Short task
Copy each line below in which the word "this" occurs.

Working data
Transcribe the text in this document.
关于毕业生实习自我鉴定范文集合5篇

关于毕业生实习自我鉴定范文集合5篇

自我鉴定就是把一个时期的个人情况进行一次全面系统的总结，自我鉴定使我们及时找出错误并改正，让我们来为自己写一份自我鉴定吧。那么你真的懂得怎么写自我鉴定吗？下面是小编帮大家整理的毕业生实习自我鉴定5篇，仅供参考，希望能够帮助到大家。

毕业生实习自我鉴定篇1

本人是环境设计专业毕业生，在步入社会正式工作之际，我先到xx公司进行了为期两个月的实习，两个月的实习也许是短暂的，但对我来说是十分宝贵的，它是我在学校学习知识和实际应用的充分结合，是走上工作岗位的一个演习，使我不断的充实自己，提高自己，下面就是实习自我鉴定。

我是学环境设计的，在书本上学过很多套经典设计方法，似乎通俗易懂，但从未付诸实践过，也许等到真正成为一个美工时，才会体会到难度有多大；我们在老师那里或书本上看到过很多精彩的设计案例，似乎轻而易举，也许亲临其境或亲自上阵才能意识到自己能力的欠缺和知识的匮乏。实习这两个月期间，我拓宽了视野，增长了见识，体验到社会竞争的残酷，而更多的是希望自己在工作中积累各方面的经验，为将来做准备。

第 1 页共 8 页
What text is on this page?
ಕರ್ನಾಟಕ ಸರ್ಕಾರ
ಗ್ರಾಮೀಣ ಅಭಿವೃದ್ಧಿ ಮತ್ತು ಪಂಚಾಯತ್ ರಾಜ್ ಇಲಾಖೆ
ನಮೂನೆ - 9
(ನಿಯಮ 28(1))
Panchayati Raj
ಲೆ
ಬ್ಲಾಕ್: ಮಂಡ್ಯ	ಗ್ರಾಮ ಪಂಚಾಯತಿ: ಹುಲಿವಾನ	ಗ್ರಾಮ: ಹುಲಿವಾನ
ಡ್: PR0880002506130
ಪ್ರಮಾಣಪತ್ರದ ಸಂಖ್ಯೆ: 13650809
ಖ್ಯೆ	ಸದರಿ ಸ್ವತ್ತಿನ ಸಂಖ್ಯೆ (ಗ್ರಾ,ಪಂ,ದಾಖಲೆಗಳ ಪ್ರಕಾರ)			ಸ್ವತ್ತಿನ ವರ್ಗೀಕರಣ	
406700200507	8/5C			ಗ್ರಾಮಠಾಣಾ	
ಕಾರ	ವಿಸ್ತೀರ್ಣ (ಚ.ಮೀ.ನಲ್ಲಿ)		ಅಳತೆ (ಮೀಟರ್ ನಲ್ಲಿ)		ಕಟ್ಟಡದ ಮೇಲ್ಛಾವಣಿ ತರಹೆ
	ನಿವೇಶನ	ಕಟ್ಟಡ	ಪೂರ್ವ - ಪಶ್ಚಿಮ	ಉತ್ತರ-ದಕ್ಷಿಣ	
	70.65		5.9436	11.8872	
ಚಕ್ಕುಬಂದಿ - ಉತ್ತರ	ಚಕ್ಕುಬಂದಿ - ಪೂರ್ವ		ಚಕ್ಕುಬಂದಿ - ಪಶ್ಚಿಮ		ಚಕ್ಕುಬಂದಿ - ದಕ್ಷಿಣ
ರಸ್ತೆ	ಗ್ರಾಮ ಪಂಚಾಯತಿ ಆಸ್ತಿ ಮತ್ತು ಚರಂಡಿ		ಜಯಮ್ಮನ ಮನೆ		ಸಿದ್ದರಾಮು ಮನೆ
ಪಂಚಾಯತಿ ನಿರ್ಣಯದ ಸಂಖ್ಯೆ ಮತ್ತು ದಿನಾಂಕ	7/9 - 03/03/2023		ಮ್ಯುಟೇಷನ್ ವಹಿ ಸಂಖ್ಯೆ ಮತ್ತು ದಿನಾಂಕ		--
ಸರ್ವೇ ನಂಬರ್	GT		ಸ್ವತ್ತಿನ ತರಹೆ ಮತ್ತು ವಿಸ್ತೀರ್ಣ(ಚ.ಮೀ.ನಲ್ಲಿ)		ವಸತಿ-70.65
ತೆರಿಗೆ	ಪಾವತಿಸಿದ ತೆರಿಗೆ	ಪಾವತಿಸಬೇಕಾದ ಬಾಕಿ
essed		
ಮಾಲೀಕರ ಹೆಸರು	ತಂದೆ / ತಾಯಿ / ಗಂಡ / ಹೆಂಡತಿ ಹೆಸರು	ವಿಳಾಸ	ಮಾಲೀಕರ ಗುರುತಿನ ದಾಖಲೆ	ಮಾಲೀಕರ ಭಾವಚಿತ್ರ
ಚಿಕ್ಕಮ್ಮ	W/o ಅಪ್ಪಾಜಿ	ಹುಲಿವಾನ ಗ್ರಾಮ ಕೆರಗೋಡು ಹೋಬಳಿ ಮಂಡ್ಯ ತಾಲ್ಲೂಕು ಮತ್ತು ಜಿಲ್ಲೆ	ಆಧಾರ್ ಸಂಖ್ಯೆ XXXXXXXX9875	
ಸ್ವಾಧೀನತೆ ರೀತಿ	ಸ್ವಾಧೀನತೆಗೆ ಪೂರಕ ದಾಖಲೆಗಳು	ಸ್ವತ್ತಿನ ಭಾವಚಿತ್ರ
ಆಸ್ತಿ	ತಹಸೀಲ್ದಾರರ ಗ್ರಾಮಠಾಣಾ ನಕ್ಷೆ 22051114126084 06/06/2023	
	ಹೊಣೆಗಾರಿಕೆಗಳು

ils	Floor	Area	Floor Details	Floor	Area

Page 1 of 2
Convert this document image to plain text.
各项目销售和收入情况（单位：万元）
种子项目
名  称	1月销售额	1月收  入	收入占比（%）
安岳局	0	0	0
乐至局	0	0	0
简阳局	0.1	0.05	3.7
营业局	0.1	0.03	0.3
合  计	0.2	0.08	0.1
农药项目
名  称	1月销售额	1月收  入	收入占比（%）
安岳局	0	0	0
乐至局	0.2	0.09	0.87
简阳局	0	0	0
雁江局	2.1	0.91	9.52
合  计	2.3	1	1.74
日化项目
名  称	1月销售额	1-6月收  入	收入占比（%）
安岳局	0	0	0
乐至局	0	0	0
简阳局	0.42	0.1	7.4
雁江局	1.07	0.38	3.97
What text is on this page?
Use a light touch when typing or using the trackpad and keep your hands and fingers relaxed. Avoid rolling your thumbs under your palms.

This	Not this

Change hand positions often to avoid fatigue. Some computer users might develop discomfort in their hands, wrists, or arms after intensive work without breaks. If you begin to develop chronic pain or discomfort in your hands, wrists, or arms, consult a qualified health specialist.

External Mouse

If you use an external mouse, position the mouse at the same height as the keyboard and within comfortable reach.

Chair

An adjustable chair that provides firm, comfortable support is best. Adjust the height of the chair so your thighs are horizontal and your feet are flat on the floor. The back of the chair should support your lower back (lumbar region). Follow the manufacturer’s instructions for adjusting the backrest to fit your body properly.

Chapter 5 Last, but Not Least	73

The completed task
Transcribe the text in this document.
What text is on this page?
Convert this document image to plain text.
What text is on this page?
This	Not this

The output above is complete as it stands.